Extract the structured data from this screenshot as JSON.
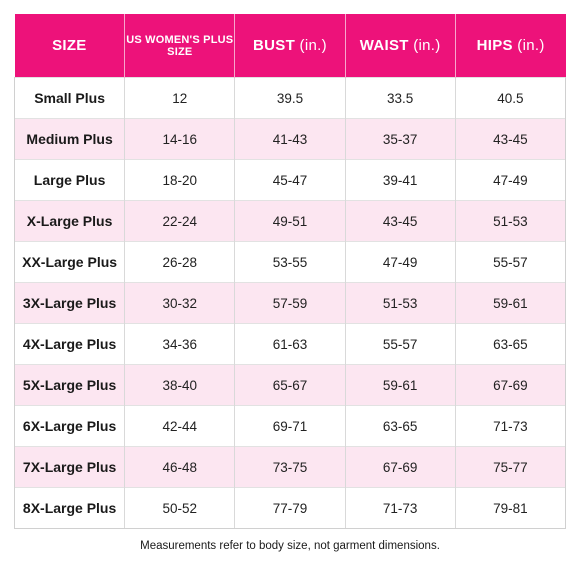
{
  "table": {
    "headers": [
      {
        "main": "SIZE",
        "unit": ""
      },
      {
        "main": "US WOMEN'S PLUS SIZE",
        "unit": ""
      },
      {
        "main": "BUST",
        "unit": "(in.)"
      },
      {
        "main": "WAIST",
        "unit": "(in.)"
      },
      {
        "main": "HIPS",
        "unit": "(in.)"
      }
    ],
    "rows": [
      [
        "Small Plus",
        "12",
        "39.5",
        "33.5",
        "40.5"
      ],
      [
        "Medium Plus",
        "14-16",
        "41-43",
        "35-37",
        "43-45"
      ],
      [
        "Large Plus",
        "18-20",
        "45-47",
        "39-41",
        "47-49"
      ],
      [
        "X-Large Plus",
        "22-24",
        "49-51",
        "43-45",
        "51-53"
      ],
      [
        "XX-Large Plus",
        "26-28",
        "53-55",
        "47-49",
        "55-57"
      ],
      [
        "3X-Large Plus",
        "30-32",
        "57-59",
        "51-53",
        "59-61"
      ],
      [
        "4X-Large Plus",
        "34-36",
        "61-63",
        "55-57",
        "63-65"
      ],
      [
        "5X-Large Plus",
        "38-40",
        "65-67",
        "59-61",
        "67-69"
      ],
      [
        "6X-Large Plus",
        "42-44",
        "69-71",
        "63-65",
        "71-73"
      ],
      [
        "7X-Large Plus",
        "46-48",
        "73-75",
        "67-69",
        "75-77"
      ],
      [
        "8X-Large Plus",
        "50-52",
        "77-79",
        "71-73",
        "79-81"
      ]
    ]
  },
  "footnote": "Measurements refer to body size, not garment dimensions.",
  "colors": {
    "header_bg": "#ed127a",
    "stripe_bg": "#fce6f1"
  }
}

=======

* **Stated goal**
Without the pictures, restate each entry exactly.

* **Result**
Extract the structured data from this screenshot as JSON.
{
  "table": {
    "headers": [
      {
        "main": "SIZE",
        "unit": ""
      },
      {
        "main": "US WOMEN'S PLUS SIZE",
        "unit": ""
      },
      {
        "main": "BUST",
        "unit": "(in.)"
      },
      {
        "main": "WAIST",
        "unit": "(in.)"
      },
      {
        "main": "HIPS",
        "unit": "(in.)"
      }
    ],
    "rows": [
      [
        "Small Plus",
        "12",
        "39.5",
        "33.5",
        "40.5"
      ],
      [
        "Medium Plus",
        "14-16",
        "41-43",
        "35-37",
        "43-45"
      ],
      [
        "Large Plus",
        "18-20",
        "45-47",
        "39-41",
        "47-49"
      ],
      [
        "X-Large Plus",
        "22-24",
        "49-51",
        "43-45",
        "51-53"
      ],
      [
        "XX-Large Plus",
        "26-28",
        "53-55",
        "47-49",
        "55-57"
      ],
      [
        "3X-Large Plus",
        "30-32",
        "57-59",
        "51-53",
        "59-61"
      ],
      [
        "4X-Large Plus",
        "34-36",
        "61-63",
        "55-57",
        "63-65"
      ],
      [
        "5X-Large Plus",
        "38-40",
        "65-67",
        "59-61",
        "67-69"
      ],
      [
        "6X-Large Plus",
        "42-44",
        "69-71",
        "63-65",
        "71-73"
      ],
      [
        "7X-Large Plus",
        "46-48",
        "73-75",
        "67-69",
        "75-77"
      ],
      [
        "8X-Large Plus",
        "50-52",
        "77-79",
        "71-73",
        "79-81"
      ]
    ]
  },
  "footnote": "Measurements refer to body size, not garment dimensions.",
  "colors": {
    "header_bg": "#ed127a",
    "stripe_bg": "#fce6f1"
  }
}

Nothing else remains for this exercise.